Data records:
* * * * * * *

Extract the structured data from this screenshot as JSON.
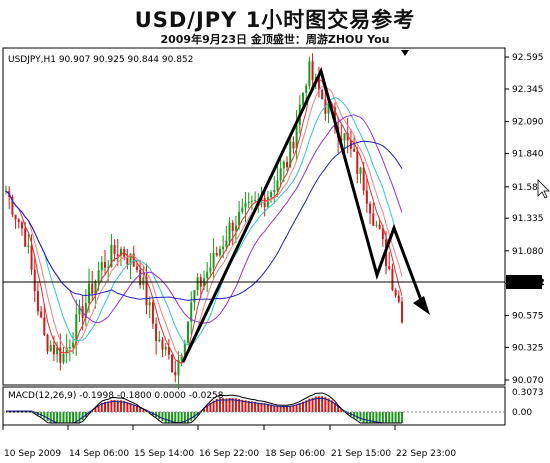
{
  "header": {
    "title": "USD/JPY 1小时图交易参考",
    "subtitle": "2009年9月23日  金顶盛世：周游ZHOU You"
  },
  "colors": {
    "bull_candle": "#1a9a1a",
    "bear_candle": "#d11a1a",
    "ma_red": "#e83030",
    "ma_pink": "#f08080",
    "ma_cyan": "#30c8c8",
    "ma_purple": "#9a30e0",
    "ma_blue": "#2020c0",
    "macd_signal": "#1a1a8a",
    "trend_arrow": "#000000",
    "background": "#ffffff"
  },
  "chart_data": [
    {
      "type": "candlestick",
      "info": "USDJPY,H1  90.907 90.925 90.844 90.852",
      "y_ticks": [
        "92.595",
        "92.345",
        "92.090",
        "91.840",
        "91.580",
        "91.335",
        "91.080",
        "90.825",
        "90.575",
        "90.325",
        "90.070"
      ],
      "current_price_label": "90.852",
      "current_price": 90.852,
      "ylim": [
        90.07,
        92.595
      ],
      "x_ticks": [
        "10 Sep 2009",
        "14 Sep 06:00",
        "15 Sep 14:00",
        "16 Sep 22:00",
        "18 Sep 06:00",
        "21 Sep 15:00",
        "22 Sep 23:00"
      ],
      "series": [
        {
          "kind": "price_path",
          "values": [
            91.55,
            91.2,
            90.4,
            90.25,
            90.6,
            90.95,
            91.1,
            90.95,
            90.4,
            90.15,
            90.75,
            91.0,
            91.3,
            91.4,
            91.55,
            91.8,
            92.5,
            92.2,
            91.95,
            91.6,
            91.1,
            90.6
          ]
        },
        {
          "kind": "trend_arrow",
          "points": [
            [
              183,
              362
            ],
            [
              321,
              71
            ],
            [
              377,
              275
            ],
            [
              394,
              228
            ],
            [
              424,
              308
            ]
          ]
        }
      ]
    },
    {
      "type": "macd",
      "info": "MACD(12,26,9) -0.1998 -0.1800 0.0000 -0.0258",
      "y_ticks": [
        "0.3073",
        "0.00"
      ],
      "ylim": [
        -0.25,
        0.3073
      ]
    }
  ]
}
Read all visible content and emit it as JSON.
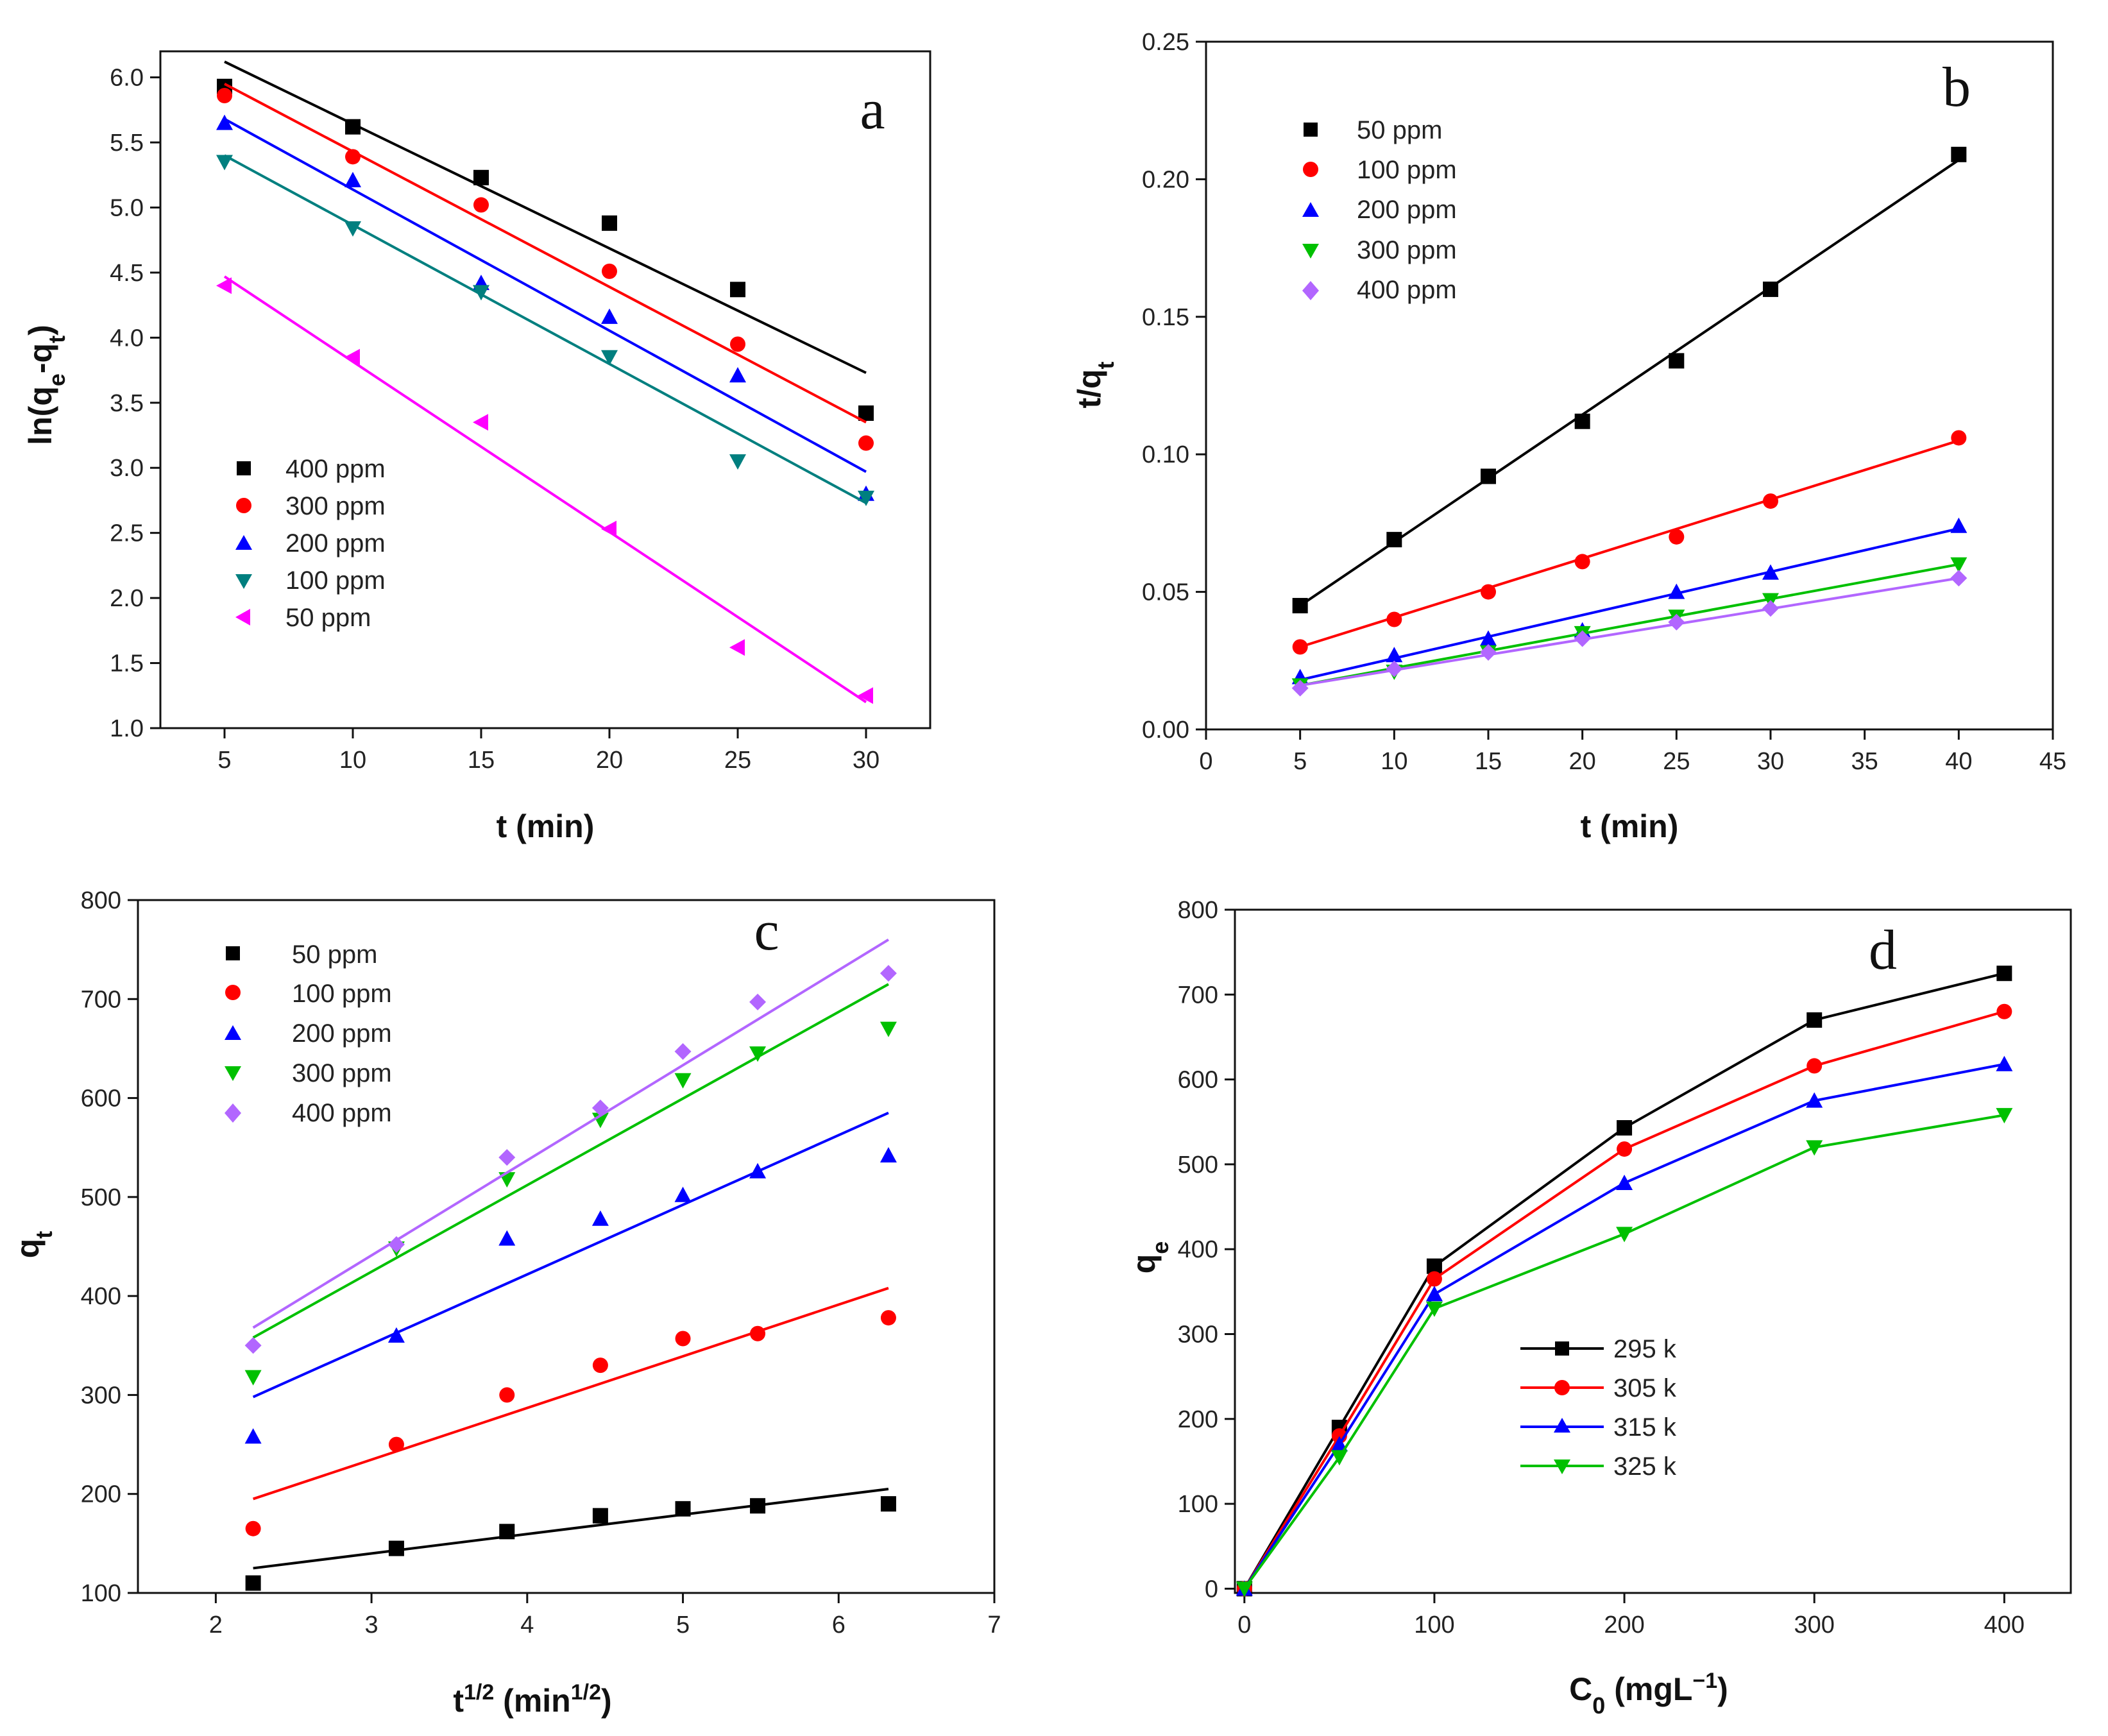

* * * * * * *

* **TASK GOAL**
Scan the entries above. Copy each line that has the string "info".

* **RIGHT ANSWER**
      "info": "USDJPY,H1  90.907 90.925 90.844 90.852",
      "info": "MACD(12,26,9) -0.1998 -0.1800 0.0000 -0.0258",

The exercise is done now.